To do:
Write out every line of the records below without changing a single character.

┄┄┄┄┄┄┄┄┄┄┄┄┄┄┄┄┄┄┄┄

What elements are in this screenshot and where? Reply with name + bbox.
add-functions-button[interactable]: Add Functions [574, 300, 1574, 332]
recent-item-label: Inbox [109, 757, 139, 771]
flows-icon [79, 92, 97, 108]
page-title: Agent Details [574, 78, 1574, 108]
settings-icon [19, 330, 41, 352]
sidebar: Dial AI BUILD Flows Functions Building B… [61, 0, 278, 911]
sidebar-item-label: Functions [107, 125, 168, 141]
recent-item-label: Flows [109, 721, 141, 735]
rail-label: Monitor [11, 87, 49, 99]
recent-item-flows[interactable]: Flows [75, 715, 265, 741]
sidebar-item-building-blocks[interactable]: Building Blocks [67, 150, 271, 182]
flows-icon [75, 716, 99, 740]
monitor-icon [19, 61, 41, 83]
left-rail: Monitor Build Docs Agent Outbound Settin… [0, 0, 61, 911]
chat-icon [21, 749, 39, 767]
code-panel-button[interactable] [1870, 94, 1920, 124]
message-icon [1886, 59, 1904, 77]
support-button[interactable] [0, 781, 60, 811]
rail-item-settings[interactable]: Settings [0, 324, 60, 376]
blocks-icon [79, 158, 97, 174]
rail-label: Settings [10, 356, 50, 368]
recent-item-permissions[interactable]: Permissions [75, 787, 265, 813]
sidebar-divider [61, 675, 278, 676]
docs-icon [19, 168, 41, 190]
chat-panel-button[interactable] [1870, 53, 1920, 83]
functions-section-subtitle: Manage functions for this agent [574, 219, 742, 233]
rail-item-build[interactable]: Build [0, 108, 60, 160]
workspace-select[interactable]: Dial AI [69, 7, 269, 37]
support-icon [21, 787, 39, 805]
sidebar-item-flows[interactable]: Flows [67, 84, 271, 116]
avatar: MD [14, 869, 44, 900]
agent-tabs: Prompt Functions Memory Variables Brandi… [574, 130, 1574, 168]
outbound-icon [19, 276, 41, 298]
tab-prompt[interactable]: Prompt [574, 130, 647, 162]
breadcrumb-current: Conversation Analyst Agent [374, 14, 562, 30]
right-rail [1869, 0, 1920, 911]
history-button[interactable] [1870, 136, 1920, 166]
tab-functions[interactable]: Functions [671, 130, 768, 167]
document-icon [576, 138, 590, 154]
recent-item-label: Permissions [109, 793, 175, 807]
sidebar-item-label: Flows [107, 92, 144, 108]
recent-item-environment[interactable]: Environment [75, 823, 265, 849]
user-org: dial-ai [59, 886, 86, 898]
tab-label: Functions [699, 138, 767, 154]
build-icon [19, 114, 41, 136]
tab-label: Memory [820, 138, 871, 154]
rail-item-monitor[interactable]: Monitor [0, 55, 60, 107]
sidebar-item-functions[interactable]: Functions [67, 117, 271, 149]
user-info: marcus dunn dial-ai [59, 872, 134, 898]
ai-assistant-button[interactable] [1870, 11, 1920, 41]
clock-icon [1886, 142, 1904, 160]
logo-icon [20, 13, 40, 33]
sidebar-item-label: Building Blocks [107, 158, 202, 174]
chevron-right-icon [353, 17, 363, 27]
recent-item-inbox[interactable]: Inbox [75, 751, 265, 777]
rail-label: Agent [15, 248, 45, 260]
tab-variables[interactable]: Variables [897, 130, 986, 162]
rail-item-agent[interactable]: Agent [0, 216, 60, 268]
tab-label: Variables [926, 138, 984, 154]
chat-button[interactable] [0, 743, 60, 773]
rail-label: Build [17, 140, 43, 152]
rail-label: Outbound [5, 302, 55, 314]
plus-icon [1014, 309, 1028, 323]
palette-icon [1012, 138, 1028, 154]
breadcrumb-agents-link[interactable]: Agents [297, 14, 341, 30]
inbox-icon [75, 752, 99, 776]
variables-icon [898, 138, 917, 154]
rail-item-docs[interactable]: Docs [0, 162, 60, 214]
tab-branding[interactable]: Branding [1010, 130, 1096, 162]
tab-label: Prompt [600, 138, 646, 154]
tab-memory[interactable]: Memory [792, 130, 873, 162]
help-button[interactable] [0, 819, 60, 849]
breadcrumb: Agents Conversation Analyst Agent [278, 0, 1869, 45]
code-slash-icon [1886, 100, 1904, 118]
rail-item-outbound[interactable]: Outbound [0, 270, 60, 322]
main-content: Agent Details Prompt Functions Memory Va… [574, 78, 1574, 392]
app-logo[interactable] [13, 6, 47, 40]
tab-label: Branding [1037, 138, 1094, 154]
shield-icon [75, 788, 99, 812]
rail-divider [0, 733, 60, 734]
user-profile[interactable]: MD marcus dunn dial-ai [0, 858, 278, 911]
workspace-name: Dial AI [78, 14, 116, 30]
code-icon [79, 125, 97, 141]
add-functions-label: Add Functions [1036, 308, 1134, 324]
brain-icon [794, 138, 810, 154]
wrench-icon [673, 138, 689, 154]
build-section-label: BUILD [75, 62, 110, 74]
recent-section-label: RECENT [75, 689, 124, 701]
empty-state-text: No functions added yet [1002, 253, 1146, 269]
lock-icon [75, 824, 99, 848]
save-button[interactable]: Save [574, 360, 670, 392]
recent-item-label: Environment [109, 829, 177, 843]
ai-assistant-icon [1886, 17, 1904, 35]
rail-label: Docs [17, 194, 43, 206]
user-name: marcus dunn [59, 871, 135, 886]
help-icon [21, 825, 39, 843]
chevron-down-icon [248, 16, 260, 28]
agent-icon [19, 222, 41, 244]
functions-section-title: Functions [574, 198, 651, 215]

┄┄┄┄┄┄┄┄┄┄┄┄┄┄┄┄┄┄┄┄

Output for this exercise:
What elements are in this screenshot and where? Reply with name + bbox.
add-functions-button[interactable]: Add Functions [574, 300, 1574, 332]
recent-item-label: Inbox [109, 757, 139, 771]
flows-icon [79, 92, 97, 108]
page-title: Agent Details [574, 78, 1574, 108]
settings-icon [19, 330, 41, 352]
sidebar: Dial AI BUILD Flows Functions Building B… [61, 0, 278, 911]
sidebar-item-label: Functions [107, 125, 168, 141]
recent-item-label: Flows [109, 721, 141, 735]
rail-label: Monitor [11, 87, 49, 99]
recent-item-flows[interactable]: Flows [75, 715, 265, 741]
sidebar-item-building-blocks[interactable]: Building Blocks [67, 150, 271, 182]
flows-icon [75, 716, 99, 740]
monitor-icon [19, 61, 41, 83]
left-rail: Monitor Build Docs Agent Outbound Settin… [0, 0, 61, 911]
chat-icon [21, 749, 39, 767]
code-panel-button[interactable] [1870, 94, 1920, 124]
message-icon [1886, 59, 1904, 77]
support-button[interactable] [0, 781, 60, 811]
rail-item-settings[interactable]: Settings [0, 324, 60, 376]
blocks-icon [79, 158, 97, 174]
rail-label: Settings [10, 356, 50, 368]
recent-item-permissions[interactable]: Permissions [75, 787, 265, 813]
sidebar-divider [61, 675, 278, 676]
docs-icon [19, 168, 41, 190]
chat-panel-button[interactable] [1870, 53, 1920, 83]
functions-section-subtitle: Manage functions for this agent [574, 219, 742, 233]
rail-item-build[interactable]: Build [0, 108, 60, 160]
workspace-select[interactable]: Dial AI [69, 7, 269, 37]
support-icon [21, 787, 39, 805]
sidebar-item-flows[interactable]: Flows [67, 84, 271, 116]
avatar: MD [14, 869, 44, 900]
agent-tabs: Prompt Functions Memory Variables Brandi… [574, 130, 1574, 168]
outbound-icon [19, 276, 41, 298]
tab-prompt[interactable]: Prompt [574, 130, 647, 162]
breadcrumb-current: Conversation Analyst Agent [374, 14, 562, 30]
right-rail [1869, 0, 1920, 911]
history-button[interactable] [1870, 136, 1920, 166]
tab-functions[interactable]: Functions [671, 130, 768, 167]
document-icon [576, 138, 590, 154]
recent-item-label: Permissions [109, 793, 175, 807]
sidebar-item-label: Flows [107, 92, 144, 108]
recent-item-environment[interactable]: Environment [75, 823, 265, 849]
user-org: dial-ai [59, 886, 86, 898]
tab-label: Functions [699, 138, 767, 154]
build-icon [19, 114, 41, 136]
tab-label: Memory [820, 138, 871, 154]
rail-item-monitor[interactable]: Monitor [0, 55, 60, 107]
sidebar-item-functions[interactable]: Functions [67, 117, 271, 149]
user-info: marcus dunn dial-ai [59, 872, 134, 898]
ai-assistant-button[interactable] [1870, 11, 1920, 41]
clock-icon [1886, 142, 1904, 160]
logo-icon [20, 13, 40, 33]
sidebar-item-label: Building Blocks [107, 158, 202, 174]
chevron-right-icon [353, 17, 363, 27]
recent-item-inbox[interactable]: Inbox [75, 751, 265, 777]
rail-label: Agent [15, 248, 45, 260]
tab-variables[interactable]: Variables [897, 130, 986, 162]
rail-item-agent[interactable]: Agent [0, 216, 60, 268]
tab-label: Variables [926, 138, 984, 154]
chat-button[interactable] [0, 743, 60, 773]
rail-label: Build [17, 140, 43, 152]
rail-label: Outbound [5, 302, 55, 314]
plus-icon [1014, 309, 1028, 323]
palette-icon [1012, 138, 1028, 154]
breadcrumb-agents-link[interactable]: Agents [297, 14, 341, 30]
inbox-icon [75, 752, 99, 776]
variables-icon [898, 138, 917, 154]
rail-item-docs[interactable]: Docs [0, 162, 60, 214]
tab-branding[interactable]: Branding [1010, 130, 1096, 162]
tab-label: Prompt [600, 138, 646, 154]
tab-memory[interactable]: Memory [792, 130, 873, 162]
help-button[interactable] [0, 819, 60, 849]
breadcrumb: Agents Conversation Analyst Agent [278, 0, 1869, 45]
code-slash-icon [1886, 100, 1904, 118]
rail-item-outbound[interactable]: Outbound [0, 270, 60, 322]
main-content: Agent Details Prompt Functions Memory Va… [574, 78, 1574, 392]
app-logo[interactable] [13, 6, 47, 40]
tab-label: Branding [1037, 138, 1094, 154]
shield-icon [75, 788, 99, 812]
rail-divider [0, 733, 60, 734]
user-profile[interactable]: MD marcus dunn dial-ai [0, 858, 278, 911]
workspace-name: Dial AI [78, 14, 116, 30]
code-icon [79, 125, 97, 141]
add-functions-label: Add Functions [1036, 308, 1134, 324]
brain-icon [794, 138, 810, 154]
wrench-icon [673, 138, 689, 154]
build-section-label: BUILD [75, 62, 110, 74]
recent-section-label: RECENT [75, 689, 124, 701]
empty-state-text: No functions added yet [1002, 253, 1146, 269]
lock-icon [75, 824, 99, 848]
save-button[interactable]: Save [574, 360, 670, 392]
recent-item-label: Environment [109, 829, 177, 843]
ai-assistant-icon [1886, 17, 1904, 35]
rail-label: Docs [17, 194, 43, 206]
user-name: marcus dunn [59, 871, 135, 886]
help-icon [21, 825, 39, 843]
chevron-down-icon [248, 16, 260, 28]
agent-icon [19, 222, 41, 244]
functions-section-title: Functions [574, 198, 651, 215]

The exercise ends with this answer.